Provided passage:
-------

The primary approach to staghorn calculi should be by PCNL. Branched stag-horn stones that fill the majority of the collecting system pose special problems in removal because stones located deep in infundibulae and calyces may be difficult to reach from the initial percutaneous tract or tracts. The most efficacious method of treating such staghorn calculi is by the so-called sandwich technique (203-205). PCNL is initially used to rapidly remove large volumes of easily accessible stone with ultrasonic or electrohydraulic lithotripsy ("debulking''). If infundibulocalyceal fragments are inaccessible from the nephrostomy tract by the usual endourological techniques, SWL is used to break up the small volumes of remaining stones, followed by PCNL to remove the residual fragments. Some advocate a second percutaneous procedure to remove the stone gravel because stone fragments have a tendency to remain in dilated collecting systems for prolonged periods. Others allow the stone fragments to pass spontaneously after adjunctive SWL (206,207).

-------

Raw data:
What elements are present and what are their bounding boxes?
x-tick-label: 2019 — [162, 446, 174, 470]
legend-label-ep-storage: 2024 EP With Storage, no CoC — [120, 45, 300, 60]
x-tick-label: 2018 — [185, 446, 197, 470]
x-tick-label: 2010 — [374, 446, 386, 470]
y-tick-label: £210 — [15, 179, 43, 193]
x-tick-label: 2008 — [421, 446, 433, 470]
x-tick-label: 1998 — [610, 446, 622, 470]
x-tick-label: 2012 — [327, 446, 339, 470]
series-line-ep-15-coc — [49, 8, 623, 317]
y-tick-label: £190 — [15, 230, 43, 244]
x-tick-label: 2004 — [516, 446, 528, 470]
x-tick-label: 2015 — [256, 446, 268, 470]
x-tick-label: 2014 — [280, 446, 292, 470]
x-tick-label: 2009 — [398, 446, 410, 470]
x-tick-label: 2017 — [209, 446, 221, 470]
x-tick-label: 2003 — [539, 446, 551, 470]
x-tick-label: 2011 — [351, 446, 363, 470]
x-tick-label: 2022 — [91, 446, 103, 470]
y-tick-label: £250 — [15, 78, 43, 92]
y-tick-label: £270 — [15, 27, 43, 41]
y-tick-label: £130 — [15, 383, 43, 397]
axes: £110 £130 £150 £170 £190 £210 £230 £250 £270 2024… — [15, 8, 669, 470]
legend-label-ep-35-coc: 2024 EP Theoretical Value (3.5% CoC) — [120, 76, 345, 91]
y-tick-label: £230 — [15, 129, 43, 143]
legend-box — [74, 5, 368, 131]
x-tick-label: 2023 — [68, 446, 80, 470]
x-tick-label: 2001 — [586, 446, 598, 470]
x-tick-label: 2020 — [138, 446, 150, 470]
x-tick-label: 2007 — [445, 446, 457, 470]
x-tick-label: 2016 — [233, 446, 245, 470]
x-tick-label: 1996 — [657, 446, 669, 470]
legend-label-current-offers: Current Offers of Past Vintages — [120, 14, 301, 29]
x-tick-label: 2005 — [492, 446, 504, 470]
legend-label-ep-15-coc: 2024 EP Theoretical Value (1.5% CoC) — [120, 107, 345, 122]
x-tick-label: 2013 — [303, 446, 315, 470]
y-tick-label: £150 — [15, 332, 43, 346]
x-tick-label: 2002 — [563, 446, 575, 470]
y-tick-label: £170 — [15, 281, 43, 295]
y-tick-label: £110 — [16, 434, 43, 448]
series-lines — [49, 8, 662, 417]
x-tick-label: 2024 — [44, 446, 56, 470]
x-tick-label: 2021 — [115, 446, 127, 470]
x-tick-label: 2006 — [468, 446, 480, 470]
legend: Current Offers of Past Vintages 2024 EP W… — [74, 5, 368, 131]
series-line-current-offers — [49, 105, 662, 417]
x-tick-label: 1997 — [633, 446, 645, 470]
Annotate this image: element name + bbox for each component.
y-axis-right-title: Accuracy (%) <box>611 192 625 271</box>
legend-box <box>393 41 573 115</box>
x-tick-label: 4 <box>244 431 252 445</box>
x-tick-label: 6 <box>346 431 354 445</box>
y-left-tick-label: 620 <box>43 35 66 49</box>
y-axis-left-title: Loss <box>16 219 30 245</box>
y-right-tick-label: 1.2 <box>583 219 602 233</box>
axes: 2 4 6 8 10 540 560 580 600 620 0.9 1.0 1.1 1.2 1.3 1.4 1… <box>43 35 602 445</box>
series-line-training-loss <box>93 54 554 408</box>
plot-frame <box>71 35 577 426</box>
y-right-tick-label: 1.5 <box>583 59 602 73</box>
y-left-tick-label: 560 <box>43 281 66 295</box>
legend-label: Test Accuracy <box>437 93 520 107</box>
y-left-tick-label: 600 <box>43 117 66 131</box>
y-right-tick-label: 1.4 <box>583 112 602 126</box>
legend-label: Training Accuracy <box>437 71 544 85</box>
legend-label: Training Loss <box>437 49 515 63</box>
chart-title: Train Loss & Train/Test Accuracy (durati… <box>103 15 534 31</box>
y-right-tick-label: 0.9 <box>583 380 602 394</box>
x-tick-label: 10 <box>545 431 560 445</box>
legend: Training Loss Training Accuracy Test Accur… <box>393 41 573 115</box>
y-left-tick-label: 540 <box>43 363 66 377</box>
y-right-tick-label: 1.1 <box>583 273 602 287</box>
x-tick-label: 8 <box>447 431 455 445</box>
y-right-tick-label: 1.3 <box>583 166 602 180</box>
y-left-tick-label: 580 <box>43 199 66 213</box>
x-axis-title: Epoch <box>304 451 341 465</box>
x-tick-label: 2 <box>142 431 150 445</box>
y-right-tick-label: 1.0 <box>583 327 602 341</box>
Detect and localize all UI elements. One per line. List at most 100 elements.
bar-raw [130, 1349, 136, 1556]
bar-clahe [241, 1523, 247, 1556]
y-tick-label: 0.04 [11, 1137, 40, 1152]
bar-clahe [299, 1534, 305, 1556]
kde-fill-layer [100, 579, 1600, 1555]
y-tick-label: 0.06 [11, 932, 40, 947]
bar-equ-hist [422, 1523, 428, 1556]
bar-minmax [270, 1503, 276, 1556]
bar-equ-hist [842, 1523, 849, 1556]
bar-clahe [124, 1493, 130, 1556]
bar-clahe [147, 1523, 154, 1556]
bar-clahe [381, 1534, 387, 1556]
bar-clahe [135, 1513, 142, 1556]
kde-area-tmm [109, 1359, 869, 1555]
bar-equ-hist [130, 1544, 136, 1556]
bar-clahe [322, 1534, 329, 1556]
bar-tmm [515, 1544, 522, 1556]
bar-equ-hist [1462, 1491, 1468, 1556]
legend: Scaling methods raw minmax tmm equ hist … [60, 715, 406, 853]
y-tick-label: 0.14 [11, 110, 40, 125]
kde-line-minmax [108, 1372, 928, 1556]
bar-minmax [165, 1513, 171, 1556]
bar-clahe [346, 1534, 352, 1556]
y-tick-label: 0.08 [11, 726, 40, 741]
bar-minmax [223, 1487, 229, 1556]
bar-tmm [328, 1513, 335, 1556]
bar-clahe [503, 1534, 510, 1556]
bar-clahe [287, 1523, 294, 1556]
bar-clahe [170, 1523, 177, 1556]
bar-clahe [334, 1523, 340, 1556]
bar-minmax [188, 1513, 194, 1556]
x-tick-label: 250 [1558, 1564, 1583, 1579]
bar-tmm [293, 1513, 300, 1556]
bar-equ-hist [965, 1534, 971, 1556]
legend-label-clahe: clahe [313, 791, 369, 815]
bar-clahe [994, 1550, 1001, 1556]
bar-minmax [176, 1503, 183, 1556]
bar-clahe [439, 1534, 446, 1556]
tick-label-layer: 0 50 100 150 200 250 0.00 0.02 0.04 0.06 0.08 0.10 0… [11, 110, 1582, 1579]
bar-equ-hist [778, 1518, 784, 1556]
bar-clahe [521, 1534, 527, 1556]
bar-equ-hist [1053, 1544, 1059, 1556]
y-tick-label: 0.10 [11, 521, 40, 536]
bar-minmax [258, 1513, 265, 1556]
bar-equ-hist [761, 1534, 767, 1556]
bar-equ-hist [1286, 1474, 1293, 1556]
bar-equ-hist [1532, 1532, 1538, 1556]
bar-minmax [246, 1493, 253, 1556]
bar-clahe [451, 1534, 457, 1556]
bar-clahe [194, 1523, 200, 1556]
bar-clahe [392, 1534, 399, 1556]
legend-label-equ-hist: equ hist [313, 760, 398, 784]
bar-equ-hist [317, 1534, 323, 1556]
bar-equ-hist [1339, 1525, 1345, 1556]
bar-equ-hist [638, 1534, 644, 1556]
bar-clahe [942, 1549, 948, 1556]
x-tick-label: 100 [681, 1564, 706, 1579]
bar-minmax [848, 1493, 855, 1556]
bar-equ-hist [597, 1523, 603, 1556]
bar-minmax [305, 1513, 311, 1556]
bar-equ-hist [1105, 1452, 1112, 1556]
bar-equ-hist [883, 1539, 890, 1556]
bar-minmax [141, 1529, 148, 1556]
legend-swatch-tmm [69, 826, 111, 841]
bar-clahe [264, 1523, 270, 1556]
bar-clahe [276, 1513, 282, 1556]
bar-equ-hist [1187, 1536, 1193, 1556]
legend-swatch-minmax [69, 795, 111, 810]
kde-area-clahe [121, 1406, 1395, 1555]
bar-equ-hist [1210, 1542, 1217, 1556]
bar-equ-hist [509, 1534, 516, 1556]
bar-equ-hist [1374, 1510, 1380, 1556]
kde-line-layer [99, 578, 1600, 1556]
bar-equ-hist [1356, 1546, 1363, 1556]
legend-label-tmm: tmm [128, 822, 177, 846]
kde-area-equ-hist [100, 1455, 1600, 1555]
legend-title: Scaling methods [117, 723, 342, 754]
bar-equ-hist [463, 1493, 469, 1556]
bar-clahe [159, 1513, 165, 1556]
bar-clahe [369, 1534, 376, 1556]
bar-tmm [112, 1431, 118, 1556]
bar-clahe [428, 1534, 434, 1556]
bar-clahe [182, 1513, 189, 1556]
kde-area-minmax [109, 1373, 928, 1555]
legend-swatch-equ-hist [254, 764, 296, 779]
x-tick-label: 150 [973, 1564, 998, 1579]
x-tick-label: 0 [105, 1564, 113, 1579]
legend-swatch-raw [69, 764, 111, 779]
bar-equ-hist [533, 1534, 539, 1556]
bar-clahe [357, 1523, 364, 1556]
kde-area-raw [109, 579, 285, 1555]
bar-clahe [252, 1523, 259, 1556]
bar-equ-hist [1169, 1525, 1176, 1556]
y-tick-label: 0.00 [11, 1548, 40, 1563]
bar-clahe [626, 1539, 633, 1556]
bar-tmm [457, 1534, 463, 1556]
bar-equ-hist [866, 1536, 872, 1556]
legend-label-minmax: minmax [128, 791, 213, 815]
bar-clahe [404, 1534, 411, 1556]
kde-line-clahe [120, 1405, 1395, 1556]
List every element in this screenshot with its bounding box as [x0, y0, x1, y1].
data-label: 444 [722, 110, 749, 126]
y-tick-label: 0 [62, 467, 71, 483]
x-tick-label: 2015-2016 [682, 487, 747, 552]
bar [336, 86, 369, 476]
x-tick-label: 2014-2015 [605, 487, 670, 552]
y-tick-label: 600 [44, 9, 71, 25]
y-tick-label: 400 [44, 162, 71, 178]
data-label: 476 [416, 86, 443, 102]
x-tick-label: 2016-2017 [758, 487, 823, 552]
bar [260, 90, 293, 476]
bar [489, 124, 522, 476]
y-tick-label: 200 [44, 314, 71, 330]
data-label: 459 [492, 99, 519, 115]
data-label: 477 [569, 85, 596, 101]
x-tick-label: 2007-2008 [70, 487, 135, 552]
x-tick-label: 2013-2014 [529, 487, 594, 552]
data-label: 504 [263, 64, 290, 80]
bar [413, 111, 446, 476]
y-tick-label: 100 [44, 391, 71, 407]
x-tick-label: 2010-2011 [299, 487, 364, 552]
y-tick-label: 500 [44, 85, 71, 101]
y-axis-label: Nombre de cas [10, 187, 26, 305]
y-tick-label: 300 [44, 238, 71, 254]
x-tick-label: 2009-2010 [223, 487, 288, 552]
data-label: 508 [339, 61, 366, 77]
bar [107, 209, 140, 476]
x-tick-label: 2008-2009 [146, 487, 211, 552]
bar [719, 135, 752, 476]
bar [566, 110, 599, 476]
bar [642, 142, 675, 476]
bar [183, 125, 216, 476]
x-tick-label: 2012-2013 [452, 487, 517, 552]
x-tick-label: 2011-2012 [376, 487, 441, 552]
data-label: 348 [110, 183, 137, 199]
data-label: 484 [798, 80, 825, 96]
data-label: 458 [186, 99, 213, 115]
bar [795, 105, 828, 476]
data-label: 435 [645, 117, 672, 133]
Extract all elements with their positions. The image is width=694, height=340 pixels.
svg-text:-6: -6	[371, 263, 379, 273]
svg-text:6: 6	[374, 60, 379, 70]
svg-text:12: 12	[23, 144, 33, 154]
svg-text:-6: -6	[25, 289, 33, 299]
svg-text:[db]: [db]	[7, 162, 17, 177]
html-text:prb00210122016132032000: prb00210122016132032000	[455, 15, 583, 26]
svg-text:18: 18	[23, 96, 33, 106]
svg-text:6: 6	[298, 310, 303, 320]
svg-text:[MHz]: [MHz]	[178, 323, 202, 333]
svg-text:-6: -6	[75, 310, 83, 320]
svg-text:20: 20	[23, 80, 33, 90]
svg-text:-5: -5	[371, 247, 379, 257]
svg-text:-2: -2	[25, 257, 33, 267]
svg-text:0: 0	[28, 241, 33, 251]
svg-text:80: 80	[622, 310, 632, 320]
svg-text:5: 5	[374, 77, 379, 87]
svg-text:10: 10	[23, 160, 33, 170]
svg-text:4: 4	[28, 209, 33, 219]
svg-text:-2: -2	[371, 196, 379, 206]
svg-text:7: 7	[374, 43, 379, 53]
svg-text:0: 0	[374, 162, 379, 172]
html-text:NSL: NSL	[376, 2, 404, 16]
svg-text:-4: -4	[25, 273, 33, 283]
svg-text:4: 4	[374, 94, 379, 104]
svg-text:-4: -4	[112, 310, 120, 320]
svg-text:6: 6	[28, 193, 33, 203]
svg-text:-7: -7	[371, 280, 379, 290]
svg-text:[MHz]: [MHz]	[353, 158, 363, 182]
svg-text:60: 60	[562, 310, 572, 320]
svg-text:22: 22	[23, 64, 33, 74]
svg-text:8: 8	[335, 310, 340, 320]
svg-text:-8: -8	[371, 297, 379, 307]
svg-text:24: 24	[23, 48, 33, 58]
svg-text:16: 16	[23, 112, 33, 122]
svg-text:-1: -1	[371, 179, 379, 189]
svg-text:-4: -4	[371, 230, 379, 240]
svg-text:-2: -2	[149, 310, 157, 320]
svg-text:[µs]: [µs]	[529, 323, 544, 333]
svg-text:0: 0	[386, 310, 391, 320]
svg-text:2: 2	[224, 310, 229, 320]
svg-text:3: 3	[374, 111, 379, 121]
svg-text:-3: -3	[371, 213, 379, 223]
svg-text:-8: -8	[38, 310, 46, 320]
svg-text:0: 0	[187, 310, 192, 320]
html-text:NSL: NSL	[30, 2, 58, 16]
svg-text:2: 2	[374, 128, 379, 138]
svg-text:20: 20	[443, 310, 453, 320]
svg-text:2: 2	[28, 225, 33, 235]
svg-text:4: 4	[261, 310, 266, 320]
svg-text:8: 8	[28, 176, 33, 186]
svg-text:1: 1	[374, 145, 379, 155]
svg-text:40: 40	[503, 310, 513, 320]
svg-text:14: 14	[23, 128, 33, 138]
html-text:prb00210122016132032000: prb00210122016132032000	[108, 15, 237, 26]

-------

Task directions:
Say whether each statement below agrees with the passage on staghorn calculi. For each, answer yes or no and quote the deciding words.
1. PCNL is named as the primary approach to staghorn calculi.
2. In the sandwich technique, SWL is used first to debulk the stone before any PCNL.
3. Everyone advocates a second percutaneous procedure to remove the stone gravel.

Solution to the exercise:
1. Yes: "The primary approach to staghorn calculi should be by PCNL."
2. No: "PCNL is initially used to rapidly remove large volumes of easily accessible stone with ultrasonic or electrohydraulic lithotripsy ("debulking'')."
3. No: "Others allow the stone fragments to pass spontaneously after adjunctive SWL"